[SELECTION]
━━━━━━━━━━

Impeccable sources close to the Presidency told Confidente yesterday that President Hage Geingob had asked for the immediate resignation of the two ministers, who are heavily implicated in what may prove to be the biggest corruption scandal yet exposed in the history of independent Namibia.
 
Speculation was rife yesterday, following the release of a database and publication of an international investigation by Wikileaks, Al Jazeera, Namibian reporters and the daily paper Stundin in Iceland that fingered Esau and Shangala as central figures in multifaceted corruption within the fisheries sector.
 
Afro Namibia1
 
Axed Namibian fisheries minister Bernhard Esau being quizzed by a journalist from Iceland on his involvement in the 'Fishrot' saga
 
It emerged this week that the Icelandic fishing firm, Samherji, paid hundreds of millions of Namibian dollars in bribes to politicians and related individuals in Namibia to obtain a fishing quota that laid the foundation for much of the company's billion-dollar profits in recent years.

━━━━━━━━━━

[DATA SECTION]
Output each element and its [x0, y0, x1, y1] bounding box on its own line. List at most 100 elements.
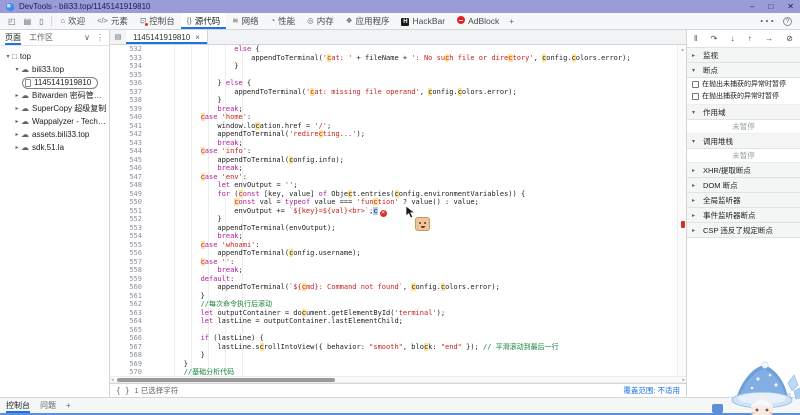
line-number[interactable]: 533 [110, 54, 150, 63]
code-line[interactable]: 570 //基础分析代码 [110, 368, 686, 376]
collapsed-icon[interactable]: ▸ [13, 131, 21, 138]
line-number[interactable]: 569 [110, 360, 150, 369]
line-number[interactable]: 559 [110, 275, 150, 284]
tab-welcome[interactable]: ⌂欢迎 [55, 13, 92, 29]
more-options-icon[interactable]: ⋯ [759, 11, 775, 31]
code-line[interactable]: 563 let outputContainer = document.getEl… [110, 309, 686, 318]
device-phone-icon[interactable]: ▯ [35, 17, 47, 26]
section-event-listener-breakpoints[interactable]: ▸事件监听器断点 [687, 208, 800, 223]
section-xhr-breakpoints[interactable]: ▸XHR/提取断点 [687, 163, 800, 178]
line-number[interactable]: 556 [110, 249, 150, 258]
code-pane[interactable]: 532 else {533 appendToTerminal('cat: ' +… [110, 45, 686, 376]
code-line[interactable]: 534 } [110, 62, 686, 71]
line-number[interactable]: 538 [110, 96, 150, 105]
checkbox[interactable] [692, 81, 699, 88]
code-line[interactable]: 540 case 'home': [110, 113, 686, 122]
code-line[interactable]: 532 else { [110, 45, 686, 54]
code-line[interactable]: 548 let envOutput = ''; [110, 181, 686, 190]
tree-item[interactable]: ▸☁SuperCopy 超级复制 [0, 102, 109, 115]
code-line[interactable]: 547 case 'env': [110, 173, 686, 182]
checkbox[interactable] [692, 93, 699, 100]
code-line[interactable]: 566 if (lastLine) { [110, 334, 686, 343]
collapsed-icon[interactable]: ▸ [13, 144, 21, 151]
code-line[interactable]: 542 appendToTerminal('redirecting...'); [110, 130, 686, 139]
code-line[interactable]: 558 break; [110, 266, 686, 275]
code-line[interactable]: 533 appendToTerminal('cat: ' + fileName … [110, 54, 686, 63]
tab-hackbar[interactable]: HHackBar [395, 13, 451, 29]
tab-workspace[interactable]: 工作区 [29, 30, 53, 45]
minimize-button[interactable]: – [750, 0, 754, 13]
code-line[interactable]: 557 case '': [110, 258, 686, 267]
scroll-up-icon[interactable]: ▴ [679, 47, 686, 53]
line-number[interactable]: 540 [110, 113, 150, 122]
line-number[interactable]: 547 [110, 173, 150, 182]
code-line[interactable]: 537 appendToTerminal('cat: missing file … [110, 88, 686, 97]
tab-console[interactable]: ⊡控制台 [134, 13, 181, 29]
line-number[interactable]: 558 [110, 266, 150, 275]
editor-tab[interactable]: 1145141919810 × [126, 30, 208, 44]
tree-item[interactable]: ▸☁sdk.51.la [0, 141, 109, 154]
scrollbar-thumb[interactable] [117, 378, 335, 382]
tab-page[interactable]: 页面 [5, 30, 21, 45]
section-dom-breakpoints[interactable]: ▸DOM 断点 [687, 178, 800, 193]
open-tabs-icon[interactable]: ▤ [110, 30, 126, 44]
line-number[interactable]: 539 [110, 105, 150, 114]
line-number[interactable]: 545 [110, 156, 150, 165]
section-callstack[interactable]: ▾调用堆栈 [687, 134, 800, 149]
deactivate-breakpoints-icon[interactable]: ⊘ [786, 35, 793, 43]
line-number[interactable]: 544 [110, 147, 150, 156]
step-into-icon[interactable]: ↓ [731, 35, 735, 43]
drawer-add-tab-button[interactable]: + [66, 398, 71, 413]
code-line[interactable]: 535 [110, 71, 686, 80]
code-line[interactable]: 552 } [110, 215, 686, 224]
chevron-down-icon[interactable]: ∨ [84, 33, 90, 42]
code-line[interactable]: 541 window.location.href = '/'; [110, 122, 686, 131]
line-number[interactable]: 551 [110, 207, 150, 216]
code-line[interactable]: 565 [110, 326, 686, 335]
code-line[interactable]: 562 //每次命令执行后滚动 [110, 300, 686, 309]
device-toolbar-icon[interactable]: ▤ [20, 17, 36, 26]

━━━━━━━━━━

[TASKS AND EXERCISES]
a: Please reproduce the Fishrot article from "Impeccable sources close" to "history of independent Namibia." word for word.
b: Decide whether each statement agrees with the Fishrot article, answering yes or no and quoting the words that settle it: (i) President Hage Geingob asked the two ministers to resign immediately. (ii) The daily paper Stundin is based in Norway. (iii) Samherji paid bribes to obtain a fishing quota.
c: According to the Fishrot article, what is the name of the Icelandic fishing firm that paid the bribes?

[ANSWERS BELOW]
a:
Impeccable sources close to the Presidency told Confidente yesterday that President Hage Geingob had asked for the immediate resignation of the two ministers, who are heavily implicated in what may prove to be the biggest corruption scandal yet exposed in the history of independent Namibia.

b:
(i) Yes: "President Hage Geingob had asked for the immediate resignation of the two ministers"
(ii) No: "the daily paper Stundin in Iceland"
(iii) Yes: "paid hundreds of millions of Namibian dollars in bribes to politicians and related individuals in Namibia to obtain a fishing quota"

c: Samherji